In the following material, identify every line holding the string "hiện" and return it.
········
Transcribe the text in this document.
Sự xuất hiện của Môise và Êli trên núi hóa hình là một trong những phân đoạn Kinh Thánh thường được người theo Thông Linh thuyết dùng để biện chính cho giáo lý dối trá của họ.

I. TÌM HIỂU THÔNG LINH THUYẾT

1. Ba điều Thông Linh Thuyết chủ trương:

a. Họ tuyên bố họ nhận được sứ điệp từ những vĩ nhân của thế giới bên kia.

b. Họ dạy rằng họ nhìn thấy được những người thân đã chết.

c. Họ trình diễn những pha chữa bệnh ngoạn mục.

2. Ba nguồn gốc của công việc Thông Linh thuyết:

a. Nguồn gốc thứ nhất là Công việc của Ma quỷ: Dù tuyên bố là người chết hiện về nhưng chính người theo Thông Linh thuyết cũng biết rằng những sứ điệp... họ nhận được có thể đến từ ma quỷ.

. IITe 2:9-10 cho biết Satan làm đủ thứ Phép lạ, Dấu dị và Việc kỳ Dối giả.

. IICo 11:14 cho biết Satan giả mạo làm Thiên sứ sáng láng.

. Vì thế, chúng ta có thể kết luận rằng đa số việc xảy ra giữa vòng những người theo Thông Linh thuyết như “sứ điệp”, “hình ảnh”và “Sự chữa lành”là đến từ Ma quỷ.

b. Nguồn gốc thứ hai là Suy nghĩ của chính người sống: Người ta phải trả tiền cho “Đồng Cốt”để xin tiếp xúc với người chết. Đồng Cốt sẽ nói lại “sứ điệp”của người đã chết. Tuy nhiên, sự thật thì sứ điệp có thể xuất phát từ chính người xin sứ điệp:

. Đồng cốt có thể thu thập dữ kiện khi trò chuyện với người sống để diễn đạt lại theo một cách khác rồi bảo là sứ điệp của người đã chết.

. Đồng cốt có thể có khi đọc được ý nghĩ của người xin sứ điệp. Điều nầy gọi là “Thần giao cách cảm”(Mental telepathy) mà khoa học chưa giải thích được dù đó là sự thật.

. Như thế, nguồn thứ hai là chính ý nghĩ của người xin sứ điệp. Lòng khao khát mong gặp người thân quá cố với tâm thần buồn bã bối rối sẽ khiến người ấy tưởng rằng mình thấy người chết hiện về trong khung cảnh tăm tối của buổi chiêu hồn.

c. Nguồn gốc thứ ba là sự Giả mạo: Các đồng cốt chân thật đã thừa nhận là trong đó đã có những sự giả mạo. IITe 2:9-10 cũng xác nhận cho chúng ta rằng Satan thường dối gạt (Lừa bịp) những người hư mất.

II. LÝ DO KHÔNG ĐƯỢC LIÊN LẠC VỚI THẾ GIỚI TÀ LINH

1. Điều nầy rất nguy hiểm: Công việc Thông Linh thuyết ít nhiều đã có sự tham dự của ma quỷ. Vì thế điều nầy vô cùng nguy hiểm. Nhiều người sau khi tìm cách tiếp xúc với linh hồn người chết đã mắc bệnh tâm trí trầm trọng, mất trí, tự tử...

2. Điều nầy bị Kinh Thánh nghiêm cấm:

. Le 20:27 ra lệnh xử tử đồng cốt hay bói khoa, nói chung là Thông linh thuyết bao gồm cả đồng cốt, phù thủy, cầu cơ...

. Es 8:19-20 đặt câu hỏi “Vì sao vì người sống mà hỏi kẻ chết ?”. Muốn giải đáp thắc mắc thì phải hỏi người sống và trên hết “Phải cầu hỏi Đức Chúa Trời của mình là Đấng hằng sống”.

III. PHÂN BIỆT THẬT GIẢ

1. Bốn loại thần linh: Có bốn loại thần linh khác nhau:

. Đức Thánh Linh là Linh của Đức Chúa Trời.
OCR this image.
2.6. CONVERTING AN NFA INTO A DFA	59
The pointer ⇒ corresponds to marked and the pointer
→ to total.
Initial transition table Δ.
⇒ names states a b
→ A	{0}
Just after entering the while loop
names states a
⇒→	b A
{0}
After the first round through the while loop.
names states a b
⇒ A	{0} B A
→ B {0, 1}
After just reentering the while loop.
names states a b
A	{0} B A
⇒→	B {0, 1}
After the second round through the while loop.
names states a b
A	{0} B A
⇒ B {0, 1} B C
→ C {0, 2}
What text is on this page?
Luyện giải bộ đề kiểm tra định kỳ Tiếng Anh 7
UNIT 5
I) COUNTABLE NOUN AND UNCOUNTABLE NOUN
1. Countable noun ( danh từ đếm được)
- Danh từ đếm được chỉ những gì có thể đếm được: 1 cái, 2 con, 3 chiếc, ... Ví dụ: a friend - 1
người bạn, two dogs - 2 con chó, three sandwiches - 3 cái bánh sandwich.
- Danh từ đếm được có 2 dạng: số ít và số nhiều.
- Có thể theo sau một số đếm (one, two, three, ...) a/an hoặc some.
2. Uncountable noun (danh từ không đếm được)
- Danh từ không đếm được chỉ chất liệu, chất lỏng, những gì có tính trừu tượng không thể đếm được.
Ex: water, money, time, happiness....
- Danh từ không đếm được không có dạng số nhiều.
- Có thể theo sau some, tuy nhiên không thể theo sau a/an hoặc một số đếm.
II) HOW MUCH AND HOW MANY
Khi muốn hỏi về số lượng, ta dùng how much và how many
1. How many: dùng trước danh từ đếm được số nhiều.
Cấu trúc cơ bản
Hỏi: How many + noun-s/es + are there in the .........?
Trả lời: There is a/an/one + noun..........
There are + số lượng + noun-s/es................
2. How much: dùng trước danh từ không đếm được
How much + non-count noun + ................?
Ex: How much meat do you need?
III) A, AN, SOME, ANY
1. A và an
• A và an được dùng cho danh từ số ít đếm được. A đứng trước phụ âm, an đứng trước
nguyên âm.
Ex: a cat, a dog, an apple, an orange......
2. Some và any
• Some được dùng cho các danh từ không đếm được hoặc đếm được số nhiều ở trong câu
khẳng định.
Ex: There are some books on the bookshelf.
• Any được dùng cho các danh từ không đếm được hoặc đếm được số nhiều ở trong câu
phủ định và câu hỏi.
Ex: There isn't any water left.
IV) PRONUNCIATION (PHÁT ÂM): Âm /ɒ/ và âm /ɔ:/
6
········
[Result of the task]:
Sự xuất hiện của Môise và Êli trên núi hóa hình là một trong những phân đoạn Kinh Thánh thường được người theo Thông Linh thuyết dùng để biện chính cho giáo lý dối trá của họ.
a. Nguồn gốc thứ nhất là Công việc của Ma quỷ: Dù tuyên bố là người chết hiện về nhưng chính người theo Thông Linh thuyết cũng biết rằng những sứ điệp... họ nhận được có thể đến từ ma quỷ.
. Như thế, nguồn thứ hai là chính ý nghĩ của người xin sứ điệp. Lòng khao khát mong gặp người thân quá cố với tâm thần buồn bã bối rối sẽ khiến người ấy tưởng rằng mình thấy người chết hiện về trong khung cảnh tăm tối của buổi chiêu hồn.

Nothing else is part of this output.